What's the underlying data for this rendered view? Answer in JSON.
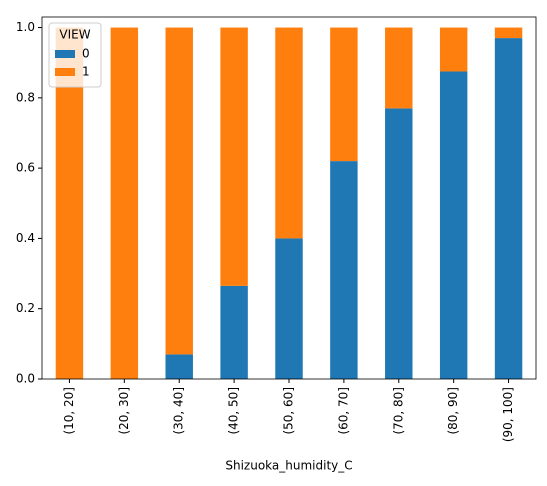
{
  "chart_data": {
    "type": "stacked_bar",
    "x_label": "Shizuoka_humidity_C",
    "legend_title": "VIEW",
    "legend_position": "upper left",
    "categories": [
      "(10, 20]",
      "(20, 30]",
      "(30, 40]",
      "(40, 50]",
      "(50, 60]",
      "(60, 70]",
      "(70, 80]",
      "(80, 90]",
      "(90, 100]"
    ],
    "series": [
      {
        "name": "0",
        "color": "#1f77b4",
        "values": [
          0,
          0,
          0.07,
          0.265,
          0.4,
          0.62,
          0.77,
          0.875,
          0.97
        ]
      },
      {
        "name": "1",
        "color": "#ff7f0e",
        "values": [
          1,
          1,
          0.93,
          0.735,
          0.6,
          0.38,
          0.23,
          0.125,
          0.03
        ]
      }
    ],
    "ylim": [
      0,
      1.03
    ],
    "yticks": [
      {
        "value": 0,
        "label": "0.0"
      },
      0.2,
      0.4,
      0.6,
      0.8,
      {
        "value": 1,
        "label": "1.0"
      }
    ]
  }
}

***

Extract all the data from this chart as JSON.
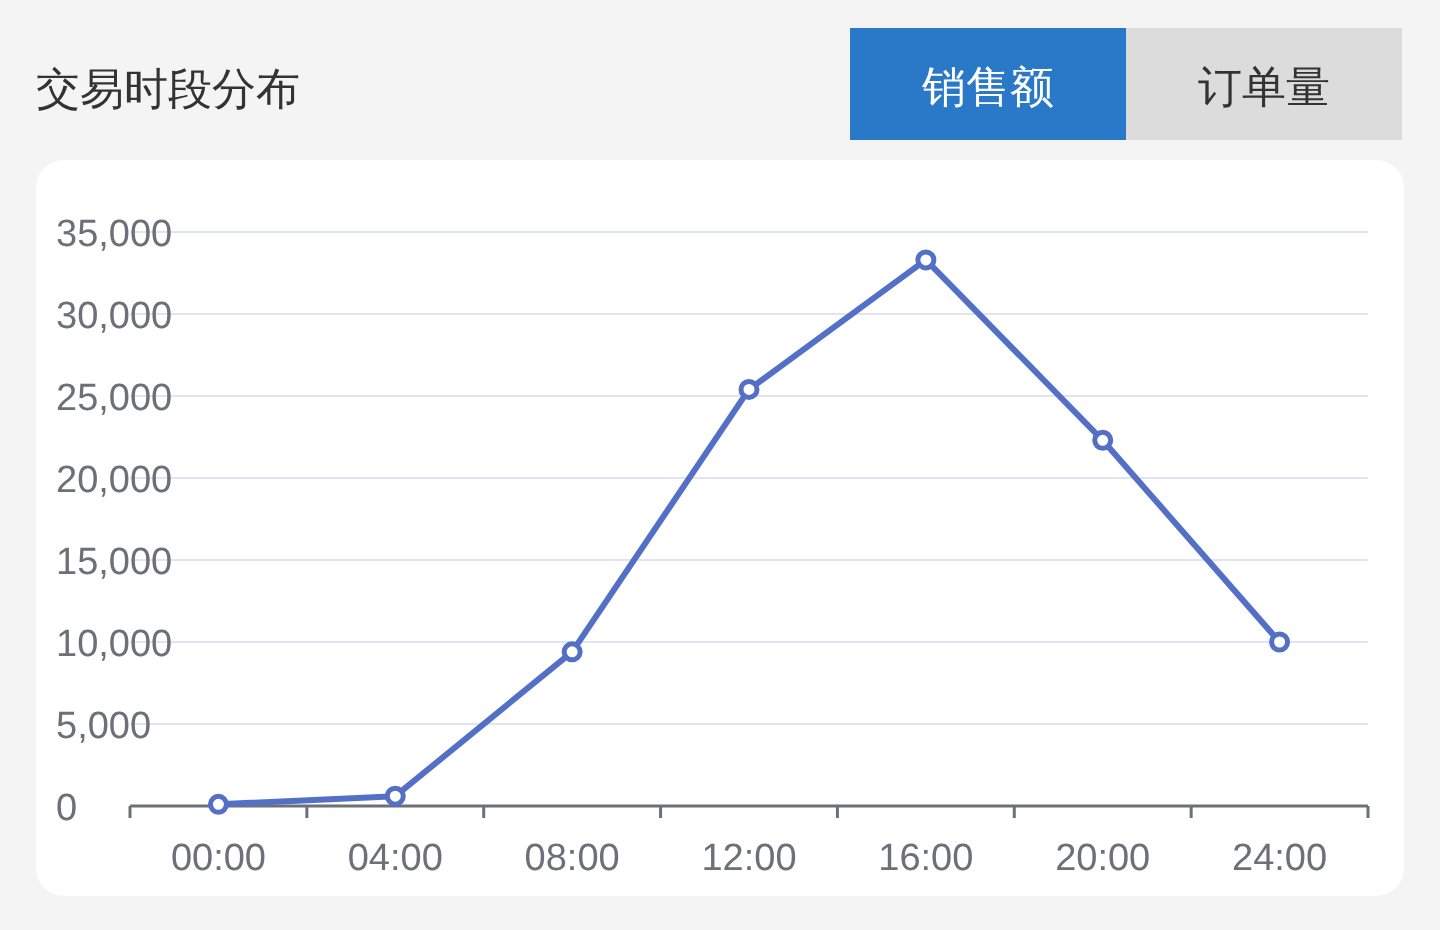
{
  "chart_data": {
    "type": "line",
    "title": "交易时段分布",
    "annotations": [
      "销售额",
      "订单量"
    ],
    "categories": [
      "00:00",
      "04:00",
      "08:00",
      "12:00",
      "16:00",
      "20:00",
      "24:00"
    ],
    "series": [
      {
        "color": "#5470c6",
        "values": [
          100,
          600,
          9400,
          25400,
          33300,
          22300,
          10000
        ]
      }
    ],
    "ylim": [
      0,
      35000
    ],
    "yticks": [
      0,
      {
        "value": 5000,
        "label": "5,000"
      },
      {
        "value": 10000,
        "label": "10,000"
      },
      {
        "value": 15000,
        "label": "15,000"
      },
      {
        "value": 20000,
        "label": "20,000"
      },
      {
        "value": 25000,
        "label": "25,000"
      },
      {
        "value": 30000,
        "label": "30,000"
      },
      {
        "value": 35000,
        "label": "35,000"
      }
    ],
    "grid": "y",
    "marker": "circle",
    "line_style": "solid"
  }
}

***

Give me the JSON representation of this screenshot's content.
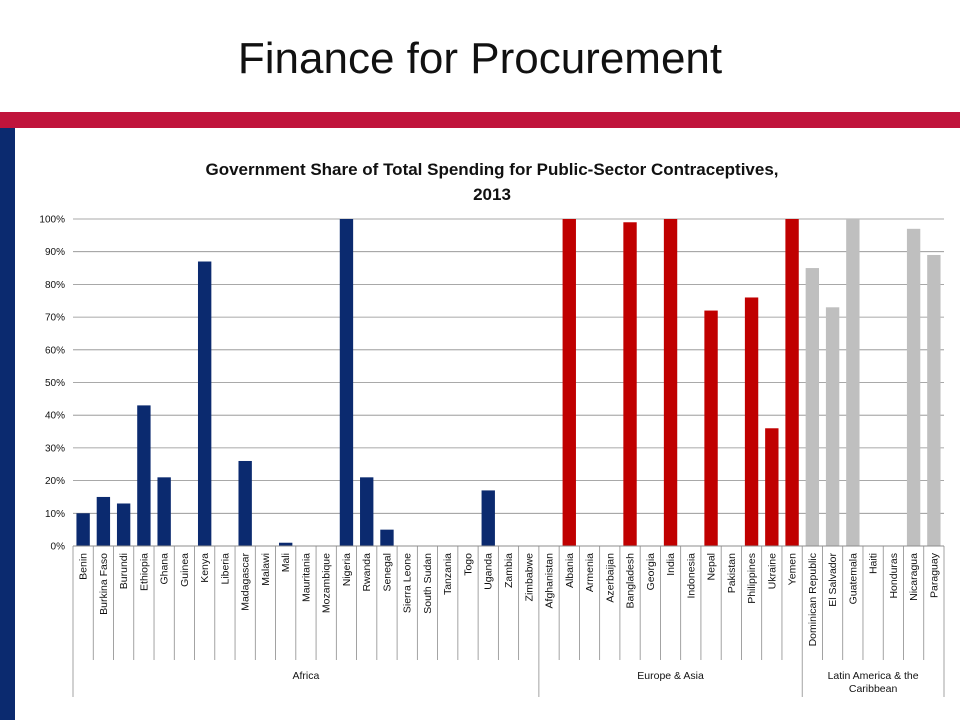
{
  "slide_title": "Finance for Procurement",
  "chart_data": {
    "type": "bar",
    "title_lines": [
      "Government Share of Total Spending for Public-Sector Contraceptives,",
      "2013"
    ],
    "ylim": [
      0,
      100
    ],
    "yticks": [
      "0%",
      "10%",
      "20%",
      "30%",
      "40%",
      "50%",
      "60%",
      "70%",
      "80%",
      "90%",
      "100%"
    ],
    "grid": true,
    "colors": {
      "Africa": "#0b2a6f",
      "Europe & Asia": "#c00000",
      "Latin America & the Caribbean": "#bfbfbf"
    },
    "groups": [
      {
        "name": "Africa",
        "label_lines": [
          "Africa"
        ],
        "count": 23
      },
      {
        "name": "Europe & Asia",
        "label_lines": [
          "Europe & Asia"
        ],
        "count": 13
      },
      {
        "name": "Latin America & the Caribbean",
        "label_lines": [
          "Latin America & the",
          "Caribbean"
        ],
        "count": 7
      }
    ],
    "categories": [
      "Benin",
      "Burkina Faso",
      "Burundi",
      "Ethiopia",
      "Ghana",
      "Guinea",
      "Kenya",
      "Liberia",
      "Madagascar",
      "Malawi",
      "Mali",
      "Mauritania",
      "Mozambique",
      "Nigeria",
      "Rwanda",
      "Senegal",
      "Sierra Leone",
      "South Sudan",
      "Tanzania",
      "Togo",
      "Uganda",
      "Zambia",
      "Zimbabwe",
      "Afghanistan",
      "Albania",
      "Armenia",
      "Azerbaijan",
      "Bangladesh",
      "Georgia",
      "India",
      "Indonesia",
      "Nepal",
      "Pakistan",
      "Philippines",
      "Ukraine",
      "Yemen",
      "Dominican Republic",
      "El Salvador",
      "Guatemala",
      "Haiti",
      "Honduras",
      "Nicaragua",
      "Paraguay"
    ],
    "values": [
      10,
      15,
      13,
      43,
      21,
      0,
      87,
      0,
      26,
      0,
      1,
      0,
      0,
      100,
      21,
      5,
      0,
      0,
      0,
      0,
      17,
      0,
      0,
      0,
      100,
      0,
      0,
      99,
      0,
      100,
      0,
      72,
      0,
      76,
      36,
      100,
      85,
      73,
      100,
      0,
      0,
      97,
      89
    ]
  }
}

***

> [JOB]:
Report how many lines above hold the string "America", giving nothing but the number.

> [FULL ANSWER]:
3